* Exercise goal:
Reproduce every entry below precisely. Pictures are excluded from the copy.
:: Extracted material ::
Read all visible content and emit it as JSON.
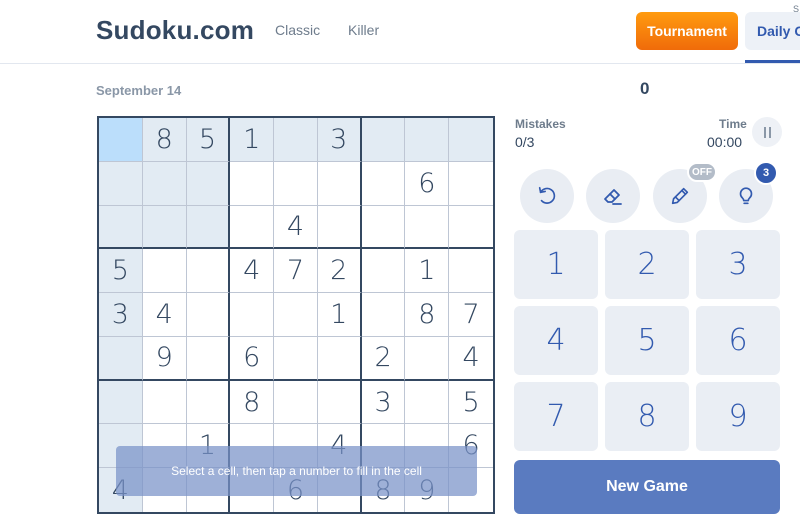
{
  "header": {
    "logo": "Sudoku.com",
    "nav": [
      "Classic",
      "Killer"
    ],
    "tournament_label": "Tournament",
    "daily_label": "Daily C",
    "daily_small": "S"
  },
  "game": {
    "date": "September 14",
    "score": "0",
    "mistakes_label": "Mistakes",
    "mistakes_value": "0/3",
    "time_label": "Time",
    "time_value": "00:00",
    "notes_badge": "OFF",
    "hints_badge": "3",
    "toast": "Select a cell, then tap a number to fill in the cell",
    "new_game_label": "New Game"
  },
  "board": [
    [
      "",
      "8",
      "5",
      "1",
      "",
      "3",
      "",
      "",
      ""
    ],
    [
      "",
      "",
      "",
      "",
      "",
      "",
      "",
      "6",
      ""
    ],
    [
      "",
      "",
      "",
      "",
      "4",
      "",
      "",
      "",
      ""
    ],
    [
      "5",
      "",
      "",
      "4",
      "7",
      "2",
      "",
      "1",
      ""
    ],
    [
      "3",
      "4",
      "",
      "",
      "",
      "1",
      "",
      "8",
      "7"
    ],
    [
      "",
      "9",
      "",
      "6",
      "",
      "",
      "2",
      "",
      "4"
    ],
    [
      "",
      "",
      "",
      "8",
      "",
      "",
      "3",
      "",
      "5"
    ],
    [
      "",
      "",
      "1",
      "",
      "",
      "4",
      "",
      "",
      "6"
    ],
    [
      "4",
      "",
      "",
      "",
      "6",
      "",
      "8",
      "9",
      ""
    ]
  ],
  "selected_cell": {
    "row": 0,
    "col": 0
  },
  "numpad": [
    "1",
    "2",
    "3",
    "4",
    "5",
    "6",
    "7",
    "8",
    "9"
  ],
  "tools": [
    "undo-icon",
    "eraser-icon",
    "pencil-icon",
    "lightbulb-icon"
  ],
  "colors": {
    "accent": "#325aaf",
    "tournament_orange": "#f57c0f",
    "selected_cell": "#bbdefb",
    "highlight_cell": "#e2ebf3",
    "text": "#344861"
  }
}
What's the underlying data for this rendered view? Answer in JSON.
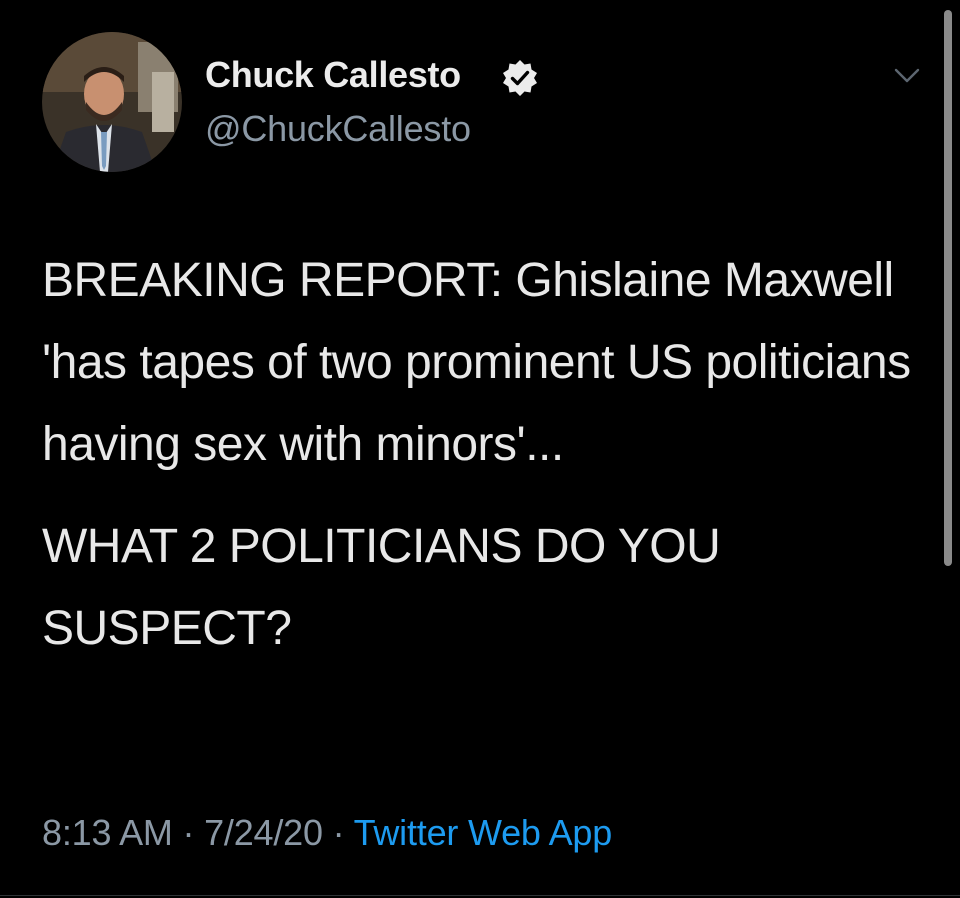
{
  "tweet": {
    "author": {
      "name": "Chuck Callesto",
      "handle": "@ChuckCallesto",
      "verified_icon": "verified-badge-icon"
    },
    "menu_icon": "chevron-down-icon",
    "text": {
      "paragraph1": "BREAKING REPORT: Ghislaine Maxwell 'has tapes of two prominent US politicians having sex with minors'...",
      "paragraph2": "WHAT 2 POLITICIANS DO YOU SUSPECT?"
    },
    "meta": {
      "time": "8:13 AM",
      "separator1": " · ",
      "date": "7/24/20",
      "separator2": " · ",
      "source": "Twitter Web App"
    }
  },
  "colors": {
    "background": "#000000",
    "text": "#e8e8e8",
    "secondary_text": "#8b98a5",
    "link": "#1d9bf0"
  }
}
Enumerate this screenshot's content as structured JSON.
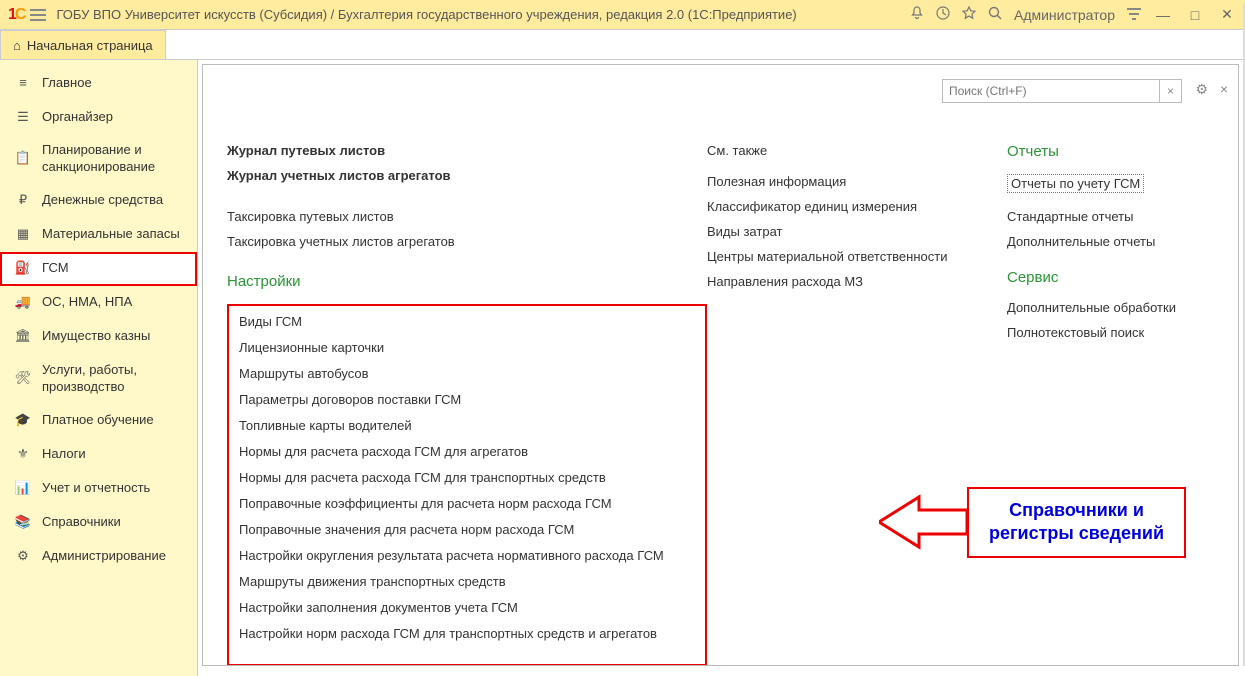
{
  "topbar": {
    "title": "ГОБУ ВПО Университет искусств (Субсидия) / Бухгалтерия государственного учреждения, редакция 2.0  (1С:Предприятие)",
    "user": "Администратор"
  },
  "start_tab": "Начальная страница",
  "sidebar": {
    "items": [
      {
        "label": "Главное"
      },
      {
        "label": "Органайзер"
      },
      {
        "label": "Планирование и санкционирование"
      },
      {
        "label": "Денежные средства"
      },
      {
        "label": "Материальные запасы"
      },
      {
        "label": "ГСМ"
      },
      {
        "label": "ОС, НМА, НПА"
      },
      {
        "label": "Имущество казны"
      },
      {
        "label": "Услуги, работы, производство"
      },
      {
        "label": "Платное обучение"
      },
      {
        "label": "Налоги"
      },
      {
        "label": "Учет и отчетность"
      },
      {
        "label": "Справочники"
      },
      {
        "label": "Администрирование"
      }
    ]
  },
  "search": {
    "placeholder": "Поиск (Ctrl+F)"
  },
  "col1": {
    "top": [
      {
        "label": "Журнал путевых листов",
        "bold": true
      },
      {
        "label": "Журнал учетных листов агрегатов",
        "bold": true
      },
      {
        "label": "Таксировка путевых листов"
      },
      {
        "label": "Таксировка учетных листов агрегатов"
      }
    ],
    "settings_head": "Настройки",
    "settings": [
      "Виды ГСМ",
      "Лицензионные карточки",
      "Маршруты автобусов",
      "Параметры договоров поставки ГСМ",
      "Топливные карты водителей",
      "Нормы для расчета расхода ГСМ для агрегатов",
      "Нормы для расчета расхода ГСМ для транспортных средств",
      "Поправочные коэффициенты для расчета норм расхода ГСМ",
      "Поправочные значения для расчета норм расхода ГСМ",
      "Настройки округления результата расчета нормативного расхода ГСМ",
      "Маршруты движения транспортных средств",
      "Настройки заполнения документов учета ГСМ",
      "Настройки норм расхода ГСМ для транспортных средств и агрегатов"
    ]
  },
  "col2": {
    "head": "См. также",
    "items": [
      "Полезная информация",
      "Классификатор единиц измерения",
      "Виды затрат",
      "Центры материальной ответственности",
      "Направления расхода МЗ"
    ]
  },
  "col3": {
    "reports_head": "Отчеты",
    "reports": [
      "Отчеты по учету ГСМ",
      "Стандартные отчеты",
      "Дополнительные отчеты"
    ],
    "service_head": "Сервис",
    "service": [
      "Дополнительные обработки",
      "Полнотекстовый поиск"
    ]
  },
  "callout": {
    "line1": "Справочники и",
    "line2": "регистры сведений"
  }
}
:::
* Response to this exercise:
Read all visible content and emit it as JSON.
{
  "header": {
    "logo": "Sudoku.com",
    "nav": [
      "Classic",
      "Killer"
    ],
    "tournament_label": "Tournament",
    "daily_label": "Daily C",
    "daily_small": "S"
  },
  "game": {
    "date": "September 14",
    "score": "0",
    "mistakes_label": "Mistakes",
    "mistakes_value": "0/3",
    "time_label": "Time",
    "time_value": "00:00",
    "notes_badge": "OFF",
    "hints_badge": "3",
    "toast": "Select a cell, then tap a number to fill in the cell",
    "new_game_label": "New Game"
  },
  "board": [
    [
      "",
      "8",
      "5",
      "1",
      "",
      "3",
      "",
      "",
      ""
    ],
    [
      "",
      "",
      "",
      "",
      "",
      "",
      "",
      "6",
      ""
    ],
    [
      "",
      "",
      "",
      "",
      "4",
      "",
      "",
      "",
      ""
    ],
    [
      "5",
      "",
      "",
      "4",
      "7",
      "2",
      "",
      "1",
      ""
    ],
    [
      "3",
      "4",
      "",
      "",
      "",
      "1",
      "",
      "8",
      "7"
    ],
    [
      "",
      "9",
      "",
      "6",
      "",
      "",
      "2",
      "",
      "4"
    ],
    [
      "",
      "",
      "",
      "8",
      "",
      "",
      "3",
      "",
      "5"
    ],
    [
      "",
      "",
      "1",
      "",
      "",
      "4",
      "",
      "",
      "6"
    ],
    [
      "4",
      "",
      "",
      "",
      "6",
      "",
      "8",
      "9",
      ""
    ]
  ],
  "selected_cell": {
    "row": 0,
    "col": 0
  },
  "numpad": [
    "1",
    "2",
    "3",
    "4",
    "5",
    "6",
    "7",
    "8",
    "9"
  ],
  "tools": [
    "undo-icon",
    "eraser-icon",
    "pencil-icon",
    "lightbulb-icon"
  ],
  "colors": {
    "accent": "#325aaf",
    "tournament_orange": "#f57c0f",
    "selected_cell": "#bbdefb",
    "highlight_cell": "#e2ebf3",
    "text": "#344861"
  }
}
What's the underlying data for this rendered view? Answer in JSON.
{
  "tweet": {
    "author": {
      "name": "Chuck Callesto",
      "handle": "@ChuckCallesto",
      "verified_icon": "verified-badge-icon"
    },
    "menu_icon": "chevron-down-icon",
    "text": {
      "paragraph1": "BREAKING REPORT: Ghislaine Maxwell 'has tapes of two prominent US politicians having sex with minors'...",
      "paragraph2": "WHAT 2 POLITICIANS DO YOU SUSPECT?"
    },
    "meta": {
      "time": "8:13 AM",
      "separator1": " · ",
      "date": "7/24/20",
      "separator2": " · ",
      "source": "Twitter Web App"
    }
  },
  "colors": {
    "background": "#000000",
    "text": "#e8e8e8",
    "secondary_text": "#8b98a5",
    "link": "#1d9bf0"
  }
}
Enumerate this screenshot's content as structured JSON.
{
  "topbar": {
    "title": "ГОБУ ВПО Университет искусств (Субсидия) / Бухгалтерия государственного учреждения, редакция 2.0  (1С:Предприятие)",
    "user": "Администратор"
  },
  "start_tab": "Начальная страница",
  "sidebar": {
    "items": [
      {
        "label": "Главное"
      },
      {
        "label": "Органайзер"
      },
      {
        "label": "Планирование и санкционирование"
      },
      {
        "label": "Денежные средства"
      },
      {
        "label": "Материальные запасы"
      },
      {
        "label": "ГСМ"
      },
      {
        "label": "ОС, НМА, НПА"
      },
      {
        "label": "Имущество казны"
      },
      {
        "label": "Услуги, работы, производство"
      },
      {
        "label": "Платное обучение"
      },
      {
        "label": "Налоги"
      },
      {
        "label": "Учет и отчетность"
      },
      {
        "label": "Справочники"
      },
      {
        "label": "Администрирование"
      }
    ]
  },
  "search": {
    "placeholder": "Поиск (Ctrl+F)"
  },
  "col1": {
    "top": [
      {
        "label": "Журнал путевых листов",
        "bold": true
      },
      {
        "label": "Журнал учетных листов агрегатов",
        "bold": true
      },
      {
        "label": "Таксировка путевых листов"
      },
      {
        "label": "Таксировка учетных листов агрегатов"
      }
    ],
    "settings_head": "Настройки",
    "settings": [
      "Виды ГСМ",
      "Лицензионные карточки",
      "Маршруты автобусов",
      "Параметры договоров поставки ГСМ",
      "Топливные карты водителей",
      "Нормы для расчета расхода ГСМ для агрегатов",
      "Нормы для расчета расхода ГСМ для транспортных средств",
      "Поправочные коэффициенты для расчета норм расхода ГСМ",
      "Поправочные значения для расчета норм расхода ГСМ",
      "Настройки округления результата расчета нормативного расхода ГСМ",
      "Маршруты движения транспортных средств",
      "Настройки заполнения документов учета ГСМ",
      "Настройки норм расхода ГСМ для транспортных средств и агрегатов"
    ]
  },
  "col2": {
    "head": "См. также",
    "items": [
      "Полезная информация",
      "Классификатор единиц измерения",
      "Виды затрат",
      "Центры материальной ответственности",
      "Направления расхода МЗ"
    ]
  },
  "col3": {
    "reports_head": "Отчеты",
    "reports": [
      "Отчеты по учету ГСМ",
      "Стандартные отчеты",
      "Дополнительные отчеты"
    ],
    "service_head": "Сервис",
    "service": [
      "Дополнительные обработки",
      "Полнотекстовый поиск"
    ]
  },
  "callout": {
    "line1": "Справочники и",
    "line2": "регистры сведений"
  }
}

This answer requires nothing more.